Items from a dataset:
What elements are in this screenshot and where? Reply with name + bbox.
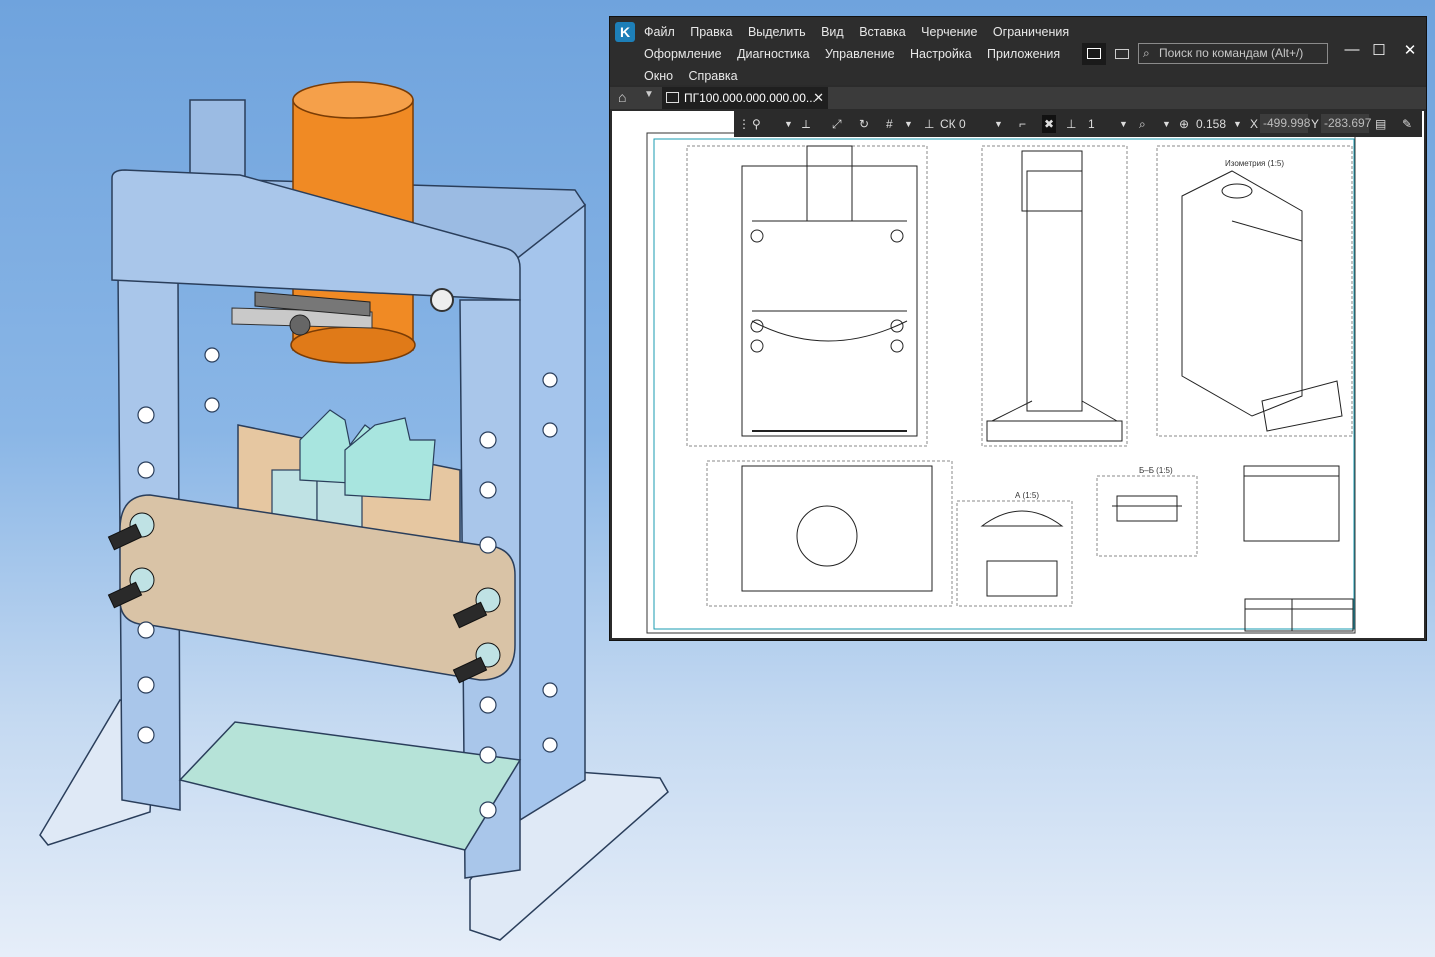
step-icon[interactable]: ⌐ [1019, 115, 1026, 133]
menu-settings[interactable]: Настройка [910, 47, 972, 61]
menu-constraints[interactable]: Ограничения [993, 25, 1069, 39]
screen-mode-icon[interactable] [1110, 43, 1134, 65]
command-search-input[interactable]: ⌕ Поиск по командам (Alt+/) [1138, 43, 1328, 64]
v-block-top-right [344, 417, 436, 501]
zoom-value-dropdown-icon[interactable]: ▼ [1233, 115, 1242, 133]
view-a-title: А (1:5) [1015, 491, 1040, 500]
adjust-knob [289, 314, 311, 336]
search-icon: ⌕ [1143, 46, 1150, 60]
y-label: Y [1311, 117, 1320, 131]
iso-view-title: Изометрия (1:5) [1225, 159, 1285, 168]
home-icon[interactable]: ⌂ [618, 89, 626, 105]
cylinder-bottom [290, 326, 416, 364]
ortho-icon[interactable]: ⟂ [802, 115, 810, 133]
drawing-toolbar: ⋮ ⚲ ▼ ⟂ ⤢ ↻ # ▼ ⊥ СК 0 ▼ ⌐ ✖ ⊥ 1 ▼ ⌕ ▼ ⊕… [734, 111, 1422, 137]
menu-file[interactable]: Файл [644, 25, 675, 39]
layer-select[interactable]: 1 [1088, 115, 1095, 133]
drawing-sheet [646, 132, 1356, 634]
menu-row-3: Окно Справка [644, 66, 750, 86]
x-coordinate-field[interactable]: -499.998 [1260, 114, 1310, 133]
y-coordinate-field[interactable]: -283.697 [1321, 114, 1371, 133]
x-label: X [1250, 117, 1259, 131]
tab-label: ПГ100.000.000.000.00... [684, 91, 816, 105]
hydraulic-press-model [39, 81, 669, 941]
section-view-title: Б–Б (1:5) [1139, 466, 1173, 475]
grip-icon: ⋮ [738, 117, 750, 131]
snap-icon[interactable]: ⚲ [752, 115, 761, 133]
grid-dropdown-icon[interactable]: ▼ [904, 115, 913, 133]
cs-icon: ⊥ [924, 117, 935, 131]
zoom-icon: ⊕ [1179, 117, 1190, 131]
menu-row-1: Файл Правка Выделить Вид Вставка Черчени… [644, 22, 1081, 42]
local-cs-icon[interactable]: ⤢ [832, 115, 842, 133]
minimize-button[interactable]: — [1342, 41, 1362, 58]
cylinder-top [292, 81, 414, 119]
tab-close-icon[interactable]: ✕ [813, 87, 824, 109]
menu-window[interactable]: Окно [644, 69, 673, 83]
zoom-dropdown-icon[interactable]: ▼ [1162, 115, 1171, 133]
cs-select[interactable]: СК 0 [940, 115, 966, 133]
document-tab-bar: ⌂ ▼ ПГ100.000.000.000.00... ✕ [610, 87, 1426, 109]
layer-tool-icon[interactable]: ✖ [1042, 115, 1057, 133]
menu-bar: K Файл Правка Выделить Вид Вставка Черче… [610, 17, 1426, 85]
tab-document[interactable]: ПГ100.000.000.000.00... ✕ [662, 87, 828, 109]
menu-insert[interactable]: Вставка [859, 25, 905, 39]
menu-view[interactable]: Вид [821, 25, 844, 39]
pressure-gauge [430, 288, 454, 312]
layer-dropdown-icon[interactable]: ▼ [1119, 115, 1128, 133]
ruler-icon[interactable]: ▤ [1375, 115, 1386, 133]
snap-dropdown-icon[interactable]: ▼ [784, 115, 793, 133]
tabs-dropdown-icon[interactable]: ▼ [644, 89, 654, 100]
menu-row-2: Оформление Диагностика Управление Настро… [644, 44, 1072, 64]
drawing-doc-icon [666, 92, 679, 103]
menu-diagnostics[interactable]: Диагностика [737, 47, 809, 61]
zoom-window-icon[interactable]: ⌕ [1139, 115, 1146, 133]
menu-apps[interactable]: Приложения [987, 47, 1060, 61]
cad-window: K Файл Правка Выделить Вид Вставка Черче… [609, 16, 1427, 641]
menu-help[interactable]: Справка [689, 69, 738, 83]
pipette-icon[interactable]: ✎ [1402, 115, 1412, 133]
close-button[interactable]: ✕ [1400, 41, 1420, 59]
panel-toggle-icon[interactable] [1082, 43, 1106, 65]
layer-icon: ⊥ [1066, 117, 1077, 131]
menu-edit[interactable]: Правка [690, 25, 732, 39]
menu-format[interactable]: Оформление [644, 47, 722, 61]
right-back-column [514, 203, 586, 822]
cs-dropdown-icon[interactable]: ▼ [994, 115, 1003, 133]
menu-select[interactable]: Выделить [748, 25, 806, 39]
grid-icon[interactable]: # [886, 115, 893, 133]
app-logo-icon[interactable]: K [615, 22, 635, 42]
menu-manage[interactable]: Управление [825, 47, 895, 61]
rotate-cs-icon[interactable]: ↻ [859, 115, 869, 133]
search-placeholder: Поиск по командам (Alt+/) [1159, 46, 1304, 60]
drawing-area[interactable]: Изометрия (1:5) А (1:5) Б–Б (1:5) ⋮ ⚲ ▼ … [612, 111, 1424, 638]
maximize-button[interactable]: ☐ [1369, 41, 1389, 59]
menu-drawing[interactable]: Черчение [921, 25, 977, 39]
zoom-value[interactable]: 0.158 [1196, 115, 1226, 133]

--- DIRECTIONS FOR THIS TASK ---
How many lines in the rows above contain the string "title"? Reply with the number alone.

--- PROBLEM SOLUTION ---
3